Find and return each line containing "will".

* _Records to process_:

★ ★ ★ ★ ★ ★ ★

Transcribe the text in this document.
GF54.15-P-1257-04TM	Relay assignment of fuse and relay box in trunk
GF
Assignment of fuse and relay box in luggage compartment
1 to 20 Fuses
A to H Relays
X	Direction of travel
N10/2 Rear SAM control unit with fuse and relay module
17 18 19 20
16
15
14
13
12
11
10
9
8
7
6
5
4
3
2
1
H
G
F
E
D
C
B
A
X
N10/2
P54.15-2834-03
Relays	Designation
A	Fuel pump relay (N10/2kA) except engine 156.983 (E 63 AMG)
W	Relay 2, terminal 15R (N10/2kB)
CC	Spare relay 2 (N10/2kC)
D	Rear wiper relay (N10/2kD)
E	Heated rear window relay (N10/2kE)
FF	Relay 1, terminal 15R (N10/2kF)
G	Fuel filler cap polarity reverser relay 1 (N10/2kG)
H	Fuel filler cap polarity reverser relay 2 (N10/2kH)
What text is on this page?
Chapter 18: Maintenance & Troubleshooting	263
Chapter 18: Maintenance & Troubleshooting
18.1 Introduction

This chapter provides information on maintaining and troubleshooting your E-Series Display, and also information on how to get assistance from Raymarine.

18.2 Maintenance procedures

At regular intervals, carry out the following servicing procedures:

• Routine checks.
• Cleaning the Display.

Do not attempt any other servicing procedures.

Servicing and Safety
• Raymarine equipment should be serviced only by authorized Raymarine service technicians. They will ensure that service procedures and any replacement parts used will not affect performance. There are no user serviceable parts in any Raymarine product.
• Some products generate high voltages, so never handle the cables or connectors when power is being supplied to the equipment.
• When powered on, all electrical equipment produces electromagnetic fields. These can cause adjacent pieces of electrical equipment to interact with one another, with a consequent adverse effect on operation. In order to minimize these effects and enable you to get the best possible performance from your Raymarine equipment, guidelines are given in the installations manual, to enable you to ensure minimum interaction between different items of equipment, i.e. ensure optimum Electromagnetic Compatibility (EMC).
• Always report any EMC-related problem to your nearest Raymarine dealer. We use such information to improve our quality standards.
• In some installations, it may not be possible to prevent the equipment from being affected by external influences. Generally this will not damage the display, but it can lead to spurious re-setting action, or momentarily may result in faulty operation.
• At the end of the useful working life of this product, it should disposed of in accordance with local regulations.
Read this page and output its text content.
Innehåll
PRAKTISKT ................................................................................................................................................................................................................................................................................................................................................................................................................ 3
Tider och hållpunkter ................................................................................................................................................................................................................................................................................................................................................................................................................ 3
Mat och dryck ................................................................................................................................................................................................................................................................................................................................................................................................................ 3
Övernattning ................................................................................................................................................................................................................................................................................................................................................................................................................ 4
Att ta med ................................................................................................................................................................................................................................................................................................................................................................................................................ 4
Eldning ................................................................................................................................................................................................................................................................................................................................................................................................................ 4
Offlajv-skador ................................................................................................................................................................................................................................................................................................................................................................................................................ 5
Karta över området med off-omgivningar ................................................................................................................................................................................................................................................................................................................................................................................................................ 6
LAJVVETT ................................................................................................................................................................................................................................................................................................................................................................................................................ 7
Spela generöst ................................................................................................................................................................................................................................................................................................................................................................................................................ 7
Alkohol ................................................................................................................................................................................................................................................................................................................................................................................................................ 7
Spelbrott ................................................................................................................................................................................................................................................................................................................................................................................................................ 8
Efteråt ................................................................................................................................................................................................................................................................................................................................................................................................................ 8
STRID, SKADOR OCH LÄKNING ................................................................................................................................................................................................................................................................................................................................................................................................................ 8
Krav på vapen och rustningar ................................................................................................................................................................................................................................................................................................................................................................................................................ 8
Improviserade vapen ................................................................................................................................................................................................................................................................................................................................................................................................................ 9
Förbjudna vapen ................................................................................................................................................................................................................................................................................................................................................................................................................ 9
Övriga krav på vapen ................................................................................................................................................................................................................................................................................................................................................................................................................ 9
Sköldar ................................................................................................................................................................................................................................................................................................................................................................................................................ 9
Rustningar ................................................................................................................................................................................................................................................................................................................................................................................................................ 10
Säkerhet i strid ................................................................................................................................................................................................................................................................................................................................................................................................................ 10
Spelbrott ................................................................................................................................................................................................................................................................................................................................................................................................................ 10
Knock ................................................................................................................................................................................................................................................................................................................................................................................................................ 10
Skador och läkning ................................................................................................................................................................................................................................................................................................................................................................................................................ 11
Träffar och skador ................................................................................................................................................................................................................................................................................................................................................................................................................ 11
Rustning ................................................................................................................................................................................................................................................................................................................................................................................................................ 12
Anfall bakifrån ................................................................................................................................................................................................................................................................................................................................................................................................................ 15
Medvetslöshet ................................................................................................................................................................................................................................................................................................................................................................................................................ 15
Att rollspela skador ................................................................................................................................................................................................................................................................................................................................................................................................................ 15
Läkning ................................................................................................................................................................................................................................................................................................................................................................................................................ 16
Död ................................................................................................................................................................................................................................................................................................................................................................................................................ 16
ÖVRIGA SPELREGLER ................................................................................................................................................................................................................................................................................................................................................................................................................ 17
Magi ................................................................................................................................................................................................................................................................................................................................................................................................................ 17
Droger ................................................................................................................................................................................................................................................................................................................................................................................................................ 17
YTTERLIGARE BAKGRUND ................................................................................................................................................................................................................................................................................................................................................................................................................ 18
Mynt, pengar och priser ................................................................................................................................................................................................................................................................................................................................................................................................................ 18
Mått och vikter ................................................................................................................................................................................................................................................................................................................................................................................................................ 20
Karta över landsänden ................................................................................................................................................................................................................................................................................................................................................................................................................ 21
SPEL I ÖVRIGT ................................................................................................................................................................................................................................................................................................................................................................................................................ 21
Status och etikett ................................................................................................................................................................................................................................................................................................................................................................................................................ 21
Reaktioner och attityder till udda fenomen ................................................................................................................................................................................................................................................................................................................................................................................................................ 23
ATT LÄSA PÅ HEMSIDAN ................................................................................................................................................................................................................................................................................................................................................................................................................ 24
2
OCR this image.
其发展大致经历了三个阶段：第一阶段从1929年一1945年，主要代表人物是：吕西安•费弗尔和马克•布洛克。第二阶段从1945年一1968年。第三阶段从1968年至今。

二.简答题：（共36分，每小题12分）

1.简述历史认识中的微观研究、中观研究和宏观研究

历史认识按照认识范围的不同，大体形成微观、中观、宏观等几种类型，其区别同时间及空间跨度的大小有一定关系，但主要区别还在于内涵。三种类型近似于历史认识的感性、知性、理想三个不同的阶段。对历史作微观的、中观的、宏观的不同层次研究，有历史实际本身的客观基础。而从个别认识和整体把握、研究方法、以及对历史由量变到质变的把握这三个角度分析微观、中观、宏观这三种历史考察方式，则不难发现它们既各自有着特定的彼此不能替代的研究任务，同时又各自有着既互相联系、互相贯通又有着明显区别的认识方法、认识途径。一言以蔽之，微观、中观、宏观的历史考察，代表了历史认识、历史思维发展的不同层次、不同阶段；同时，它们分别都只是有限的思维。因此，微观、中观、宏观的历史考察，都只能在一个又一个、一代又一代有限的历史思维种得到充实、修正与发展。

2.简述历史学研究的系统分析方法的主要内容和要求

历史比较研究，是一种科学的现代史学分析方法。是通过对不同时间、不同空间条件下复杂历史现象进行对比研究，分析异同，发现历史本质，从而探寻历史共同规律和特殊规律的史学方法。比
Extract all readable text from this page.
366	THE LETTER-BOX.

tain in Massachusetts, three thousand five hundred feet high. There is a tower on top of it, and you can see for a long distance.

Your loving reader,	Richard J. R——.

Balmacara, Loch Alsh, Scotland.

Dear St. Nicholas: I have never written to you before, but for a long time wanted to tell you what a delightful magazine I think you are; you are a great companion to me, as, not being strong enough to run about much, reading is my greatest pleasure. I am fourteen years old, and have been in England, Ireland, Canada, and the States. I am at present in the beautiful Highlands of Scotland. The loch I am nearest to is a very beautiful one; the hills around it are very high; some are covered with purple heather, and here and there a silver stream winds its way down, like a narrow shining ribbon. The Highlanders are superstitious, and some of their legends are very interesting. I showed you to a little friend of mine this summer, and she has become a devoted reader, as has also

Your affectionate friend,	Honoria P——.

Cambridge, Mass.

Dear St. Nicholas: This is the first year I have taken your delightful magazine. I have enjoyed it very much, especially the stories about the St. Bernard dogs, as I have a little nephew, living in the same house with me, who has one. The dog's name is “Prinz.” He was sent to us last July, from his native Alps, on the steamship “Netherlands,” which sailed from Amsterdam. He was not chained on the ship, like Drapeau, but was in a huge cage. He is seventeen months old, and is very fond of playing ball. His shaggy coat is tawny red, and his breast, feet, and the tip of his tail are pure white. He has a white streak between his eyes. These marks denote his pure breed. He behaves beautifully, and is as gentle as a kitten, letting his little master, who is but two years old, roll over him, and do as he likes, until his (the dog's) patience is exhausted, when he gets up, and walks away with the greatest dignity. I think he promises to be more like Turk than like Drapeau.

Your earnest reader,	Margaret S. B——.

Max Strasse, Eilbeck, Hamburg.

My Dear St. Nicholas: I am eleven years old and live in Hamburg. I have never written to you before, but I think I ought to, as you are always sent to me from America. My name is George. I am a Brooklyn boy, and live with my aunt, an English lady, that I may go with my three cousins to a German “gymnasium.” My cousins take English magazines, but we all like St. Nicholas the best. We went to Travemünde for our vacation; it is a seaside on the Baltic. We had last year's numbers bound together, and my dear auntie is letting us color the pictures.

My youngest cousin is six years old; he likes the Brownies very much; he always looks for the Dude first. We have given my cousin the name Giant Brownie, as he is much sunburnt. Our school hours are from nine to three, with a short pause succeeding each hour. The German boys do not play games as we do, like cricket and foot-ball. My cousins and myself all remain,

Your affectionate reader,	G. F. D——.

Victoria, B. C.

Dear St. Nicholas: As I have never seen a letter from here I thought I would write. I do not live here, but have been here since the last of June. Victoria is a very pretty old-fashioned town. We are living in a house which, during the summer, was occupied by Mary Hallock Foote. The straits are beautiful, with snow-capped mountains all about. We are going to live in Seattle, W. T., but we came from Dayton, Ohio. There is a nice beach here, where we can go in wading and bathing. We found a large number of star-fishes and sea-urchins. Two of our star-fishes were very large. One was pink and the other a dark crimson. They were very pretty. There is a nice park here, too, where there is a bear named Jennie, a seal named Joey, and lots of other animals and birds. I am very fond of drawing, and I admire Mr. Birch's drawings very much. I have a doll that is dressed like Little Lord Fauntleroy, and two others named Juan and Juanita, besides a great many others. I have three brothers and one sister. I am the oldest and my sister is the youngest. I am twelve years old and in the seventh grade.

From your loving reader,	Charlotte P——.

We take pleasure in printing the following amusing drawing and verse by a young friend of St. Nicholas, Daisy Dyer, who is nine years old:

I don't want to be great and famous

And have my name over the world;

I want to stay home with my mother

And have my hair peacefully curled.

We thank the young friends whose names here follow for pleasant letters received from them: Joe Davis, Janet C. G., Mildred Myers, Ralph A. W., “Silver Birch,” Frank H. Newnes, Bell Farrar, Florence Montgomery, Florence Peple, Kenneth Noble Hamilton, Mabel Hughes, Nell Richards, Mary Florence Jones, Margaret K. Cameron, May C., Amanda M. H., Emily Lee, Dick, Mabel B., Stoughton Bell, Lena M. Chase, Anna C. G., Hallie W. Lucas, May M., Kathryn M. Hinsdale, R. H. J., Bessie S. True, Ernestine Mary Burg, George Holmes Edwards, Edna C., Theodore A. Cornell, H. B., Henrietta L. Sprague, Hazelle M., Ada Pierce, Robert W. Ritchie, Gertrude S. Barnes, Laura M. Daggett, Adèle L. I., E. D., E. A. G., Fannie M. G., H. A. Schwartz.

★ ★ ★ ★ ★ ★ ★

* _Written answer_:
• Raymarine equipment should be serviced only by authorized Raymarine service technicians. They will ensure that service procedures and any replacement parts used will not affect performance. There are no user serviceable parts in any Raymarine product.
• In some installations, it may not be possible to prevent the equipment from being affected by external influences. Generally this will not damage the display, but it can lead to spurious re-setting action, or momentarily may result in faulty operation.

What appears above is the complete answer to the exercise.